** Begin Text segment **

It is generally believed that agricultural cooperatives offer a natural entrepreneurial solution to the problems of poverty faced by millions in the developing world. The argument goes that these coops allow even the least literate smallholders to gain market access for their products.
However, compared to traditional business models, cooperatives face detrimental investment constraints due to their organisational structure and cooperative principles, making many scholars like Richard Sexton and development practitioners claim that not attracting external sources of financing remains the “Achilles’ heel” of traditional agricultural cooperatives.
The inability to attract finances for investment is attributed to a number of cooperative inefficiencies which appear first through the ‘free rider’ phenomenon, i.e. the members might leave the burden of management to others. The inefficiency is further recycled by the management’s refusal/reluctance to improve its performance.
Again, the free-rider problem also arises because earnings are sometimes allocated according to patronage rather than stock ownership – thus the members share in the return on cooperative equity capital regardless of whether they invest in the cooperative; meaning it is in every individual’s best interest to under-finance the cooperative.
Thirdly, inefficiency appears when there is a lack of long-term investments as members living close to poverty tend to prefer receiving any sale surplus immediately rather than to make profitable long term investments. The key for well performing co-operatives is thus active membership.
Most significantly, the major constraints cooperatives face are inherent to their structure. For instance, the user-ownership principle imposes a powerful constraint to financing. Since only active members may provide cooperatives with voting equity capital, the potential pool of risk capital is limited by the amount, wealth, and risk-preference of active members.
This generally means that cooperatives are restricted to raising capital internally which is a problem specifically in developing countries as cooperatives generally operate at the bottom of the supply chain and generate little surplus.
With the emergence and the rise of the Fair Trade Movement both in theory and practice, however, a laudable modicum of solutions to the financial mobilization challenge that agricultural coops face seems to have been found.
The ensuing question thus is: what opportunities does Fair Trade provide for successfully enabling agricultural coops to attract financial support for their profitability and sustainability and in doing so, spurring the processes that alleviate poverty?
Co-operatives could be a vehicle for fair-trade and fair-trade could in turn provide a splendid opportunity for cooperatives in Africa to be revived after their collapse following the introduction of the Structural Adjustment Programmes (SAPs) in the late 1980s which critics claim were largely anti-cooperative movement. SAPs, for example, the removal of subsidies meant that the support initially advanced to the agricultural coops from government budgets had to suddenly stop.
Over the years, Fair Traders have found a plethora of economic incentives to partner with co-operatives in developing countries. For instance, a co-operative structure gives a farmer’s association the advantages of institutionalized ownership, institutional sustainability, a decision-making structure and socialisation of the fair-trade premiums. In fact, it is can even be argued that the Fair Trade Movement is succeeding in the West because of the existence of Cooperatives in the South that continue to produce fair trade products like coffee, cotton, and cocoa.
Today, there is an exponential proliferation of Fair-Trade products produced by cooperatives from the Africa and Latin America. This has been particularly so in the coffee Fair-Trade business where companies like Pret A Manger, Starbucks, Human Bean, etc. directly partner with agricultural cooperatives like Manduvira in Paraguay to produce coffee beans.

** End Text segment **

What is needed
Summarize the passage on agricultural cooperatives and Fair Trade in two sentences.

** Begin Stored rows **

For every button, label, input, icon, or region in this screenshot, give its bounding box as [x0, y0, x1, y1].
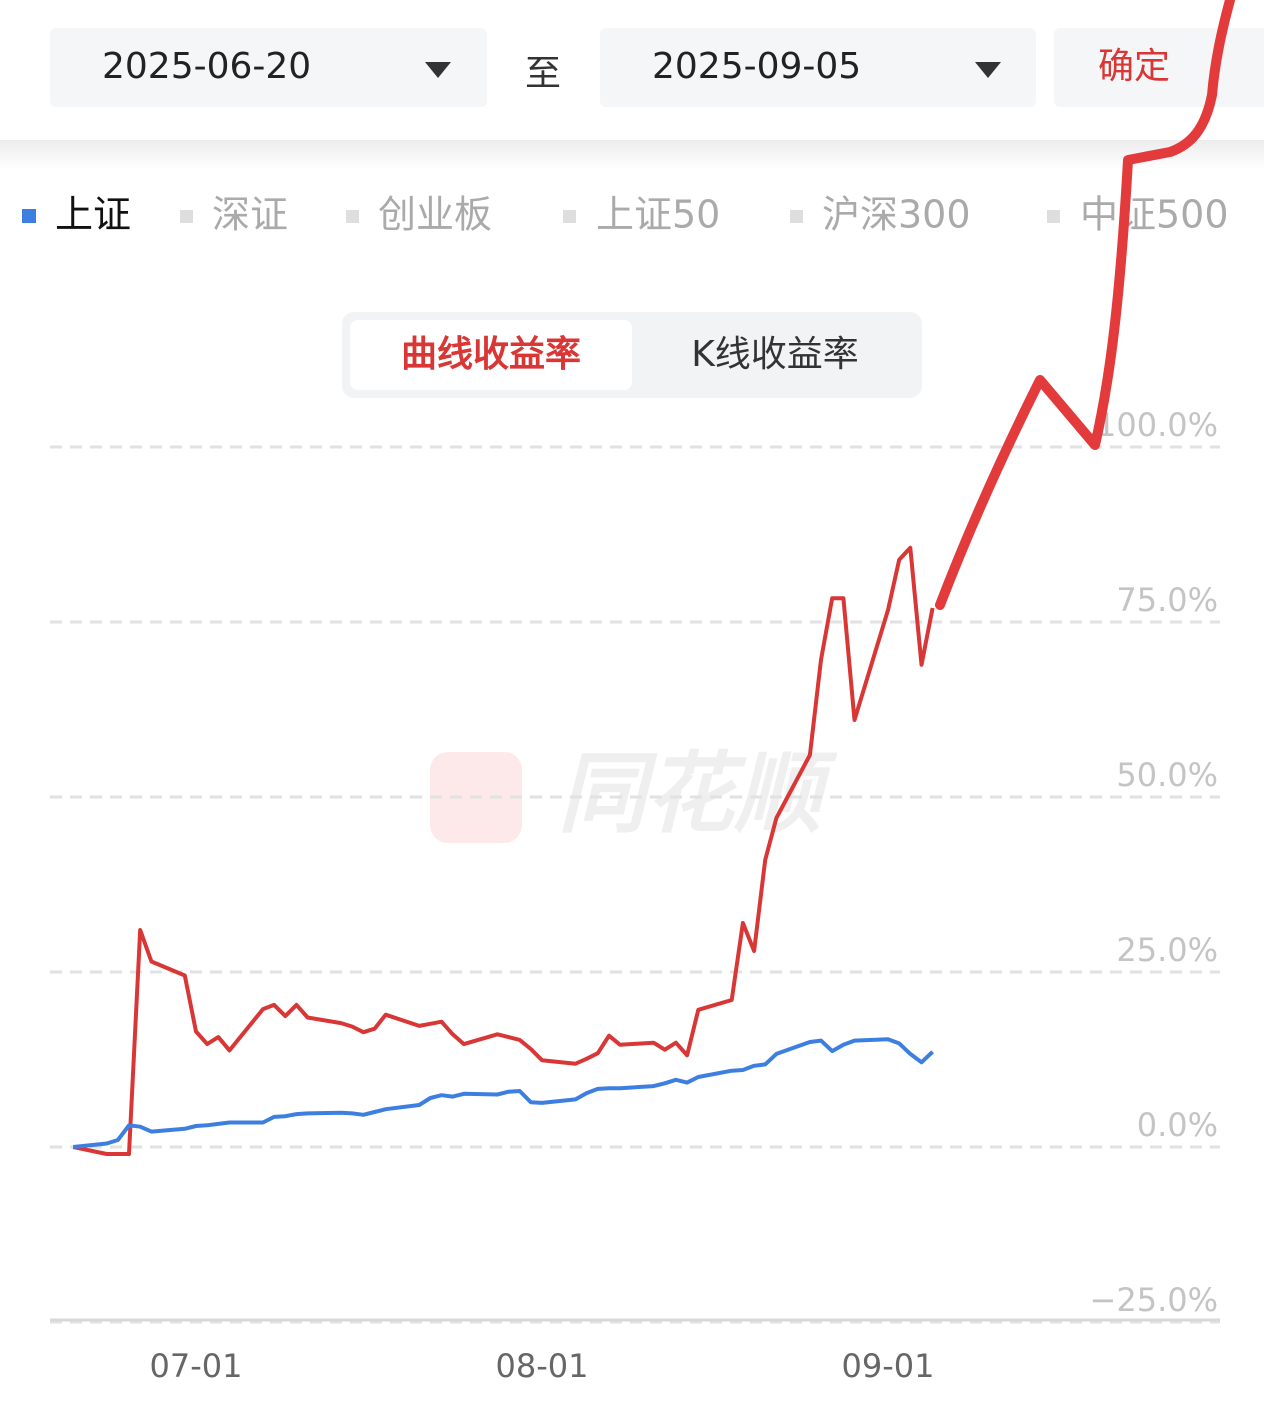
legend-swatch [563, 210, 576, 223]
legend-label: 中证500 [1080, 193, 1229, 237]
legend-swatch [22, 209, 36, 223]
x-tick-label: 07-01 [150, 1347, 243, 1385]
legend: 上证 深证 创业板 上证50 沪深300 中证500 [22, 193, 1229, 237]
end-date-picker[interactable] [600, 28, 1036, 107]
legend-label: 上证 [55, 193, 131, 237]
confirm-label: 确定 [1098, 46, 1170, 87]
legend-swatch [1047, 210, 1060, 223]
start-date-picker[interactable] [50, 28, 487, 107]
y-tick-label: 0.0% [1137, 1106, 1218, 1144]
y-tick-label: 75.0% [1116, 581, 1218, 619]
separator: 至 [525, 53, 561, 94]
start-date: 2025-06-20 [102, 46, 311, 87]
y-tick-label: 100.0% [1096, 406, 1218, 444]
legend-swatch [346, 210, 359, 223]
legend-label: 沪深300 [822, 193, 971, 237]
dropdown-arrow [425, 62, 451, 78]
legend-label: 深证 [212, 193, 288, 237]
series-line [72, 1037, 934, 1149]
series-line [72, 545, 935, 1156]
tab-label: 曲线收益率 [401, 334, 581, 375]
legend-label: 上证50 [596, 193, 720, 237]
legend-label: 创业板 [378, 193, 492, 237]
legend-swatch [180, 210, 193, 223]
x-tick-label: 09-01 [842, 1347, 935, 1385]
watermark: 同花顺 [558, 742, 838, 845]
legend-swatch [790, 210, 803, 223]
tab-label: K线收益率 [691, 334, 859, 375]
tab-active[interactable] [350, 320, 632, 390]
header-shadow [0, 140, 1264, 170]
plot: −25.0% 0.0% 25.0% 50.0% 75.0% 100.0% 07-01 08-0… [50, 406, 1220, 1385]
x-tick-label: 08-01 [496, 1347, 589, 1385]
y-tick-label: 25.0% [1116, 931, 1218, 969]
end-date: 2025-09-05 [652, 46, 861, 87]
y-tick-label: 50.0% [1116, 756, 1218, 794]
y-tick-label: −25.0% [1090, 1281, 1218, 1319]
dropdown-arrow [975, 62, 1001, 78]
hand-drawn-annotation [935, 0, 1235, 610]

** End Stored rows **

Output
Agricultural cooperatives are widely seen as a way for poor smallholders to reach markets, but free riding, members' preference for immediate surplus, and the user-ownership principle leave them unable to attract outside financing. The Fair Trade Movement seems to offer some solutions, as Fair Traders have found economic incentives to partner with cooperatives, which now produce a rapidly growing range of Fair Trade products such as coffee in Africa and Latin America.